Extracts from a graphics dataset
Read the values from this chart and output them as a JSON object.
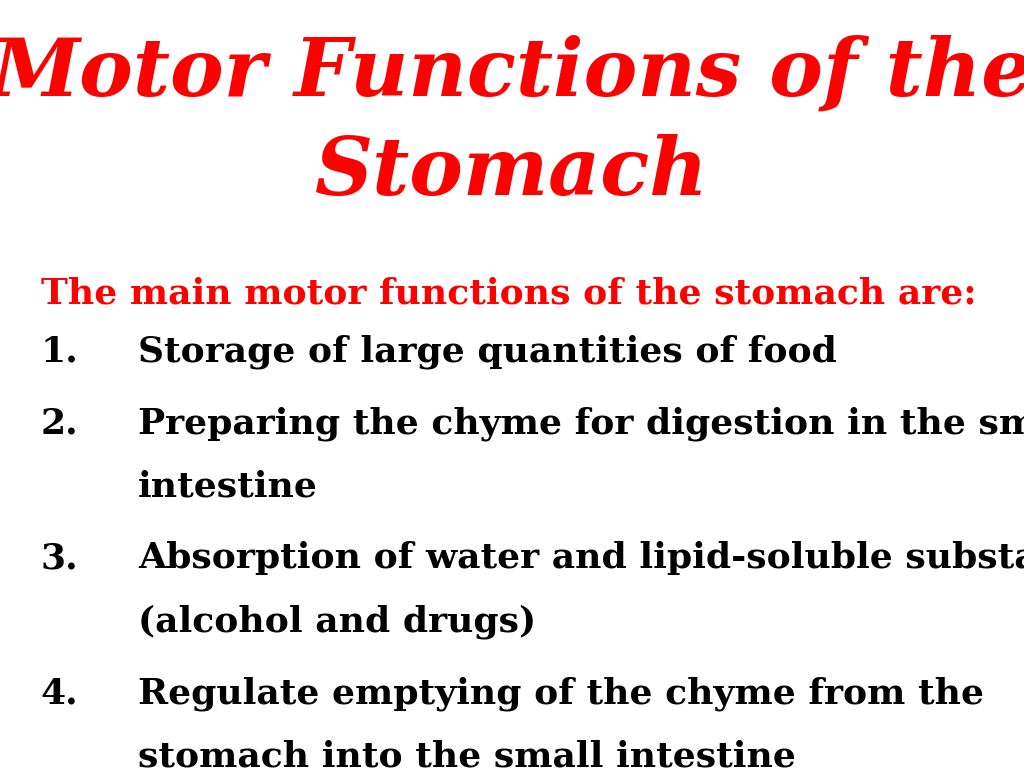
{
  "title_line1": "Motor Functions of the",
  "title_line2": "Stomach",
  "title_color": "#FF0000",
  "title_fontsize": 58,
  "subtitle": "The main motor functions of the stomach are:",
  "subtitle_color": "#FF0000",
  "subtitle_fontsize": 26,
  "items": [
    [
      "Storage of large quantities of food"
    ],
    [
      "Preparing the chyme for digestion in the small",
      "intestine"
    ],
    [
      "Absorption of water and lipid-soluble substances",
      "(alcohol and drugs)"
    ],
    [
      "Regulate emptying of the chyme from the",
      "stomach into the small intestine"
    ]
  ],
  "item_color": "#000000",
  "item_fontsize": 26,
  "background_color": "#FFFFFF",
  "font_family": "DejaVu Serif"
}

[STATED EXERCISE]
Copy out all the entries exactly. Images stay out of the copy.

[EXERCISE RESULT]
Read the values from this chart and output them as a JSON object.
{
  "title_line1": "Motor Functions of the",
  "title_line2": "Stomach",
  "title_color": "#FF0000",
  "title_fontsize": 58,
  "subtitle": "The main motor functions of the stomach are:",
  "subtitle_color": "#FF0000",
  "subtitle_fontsize": 26,
  "items": [
    [
      "Storage of large quantities of food"
    ],
    [
      "Preparing the chyme for digestion in the small",
      "intestine"
    ],
    [
      "Absorption of water and lipid-soluble substances",
      "(alcohol and drugs)"
    ],
    [
      "Regulate emptying of the chyme from the",
      "stomach into the small intestine"
    ]
  ],
  "item_color": "#000000",
  "item_fontsize": 26,
  "background_color": "#FFFFFF",
  "font_family": "DejaVu Serif"
}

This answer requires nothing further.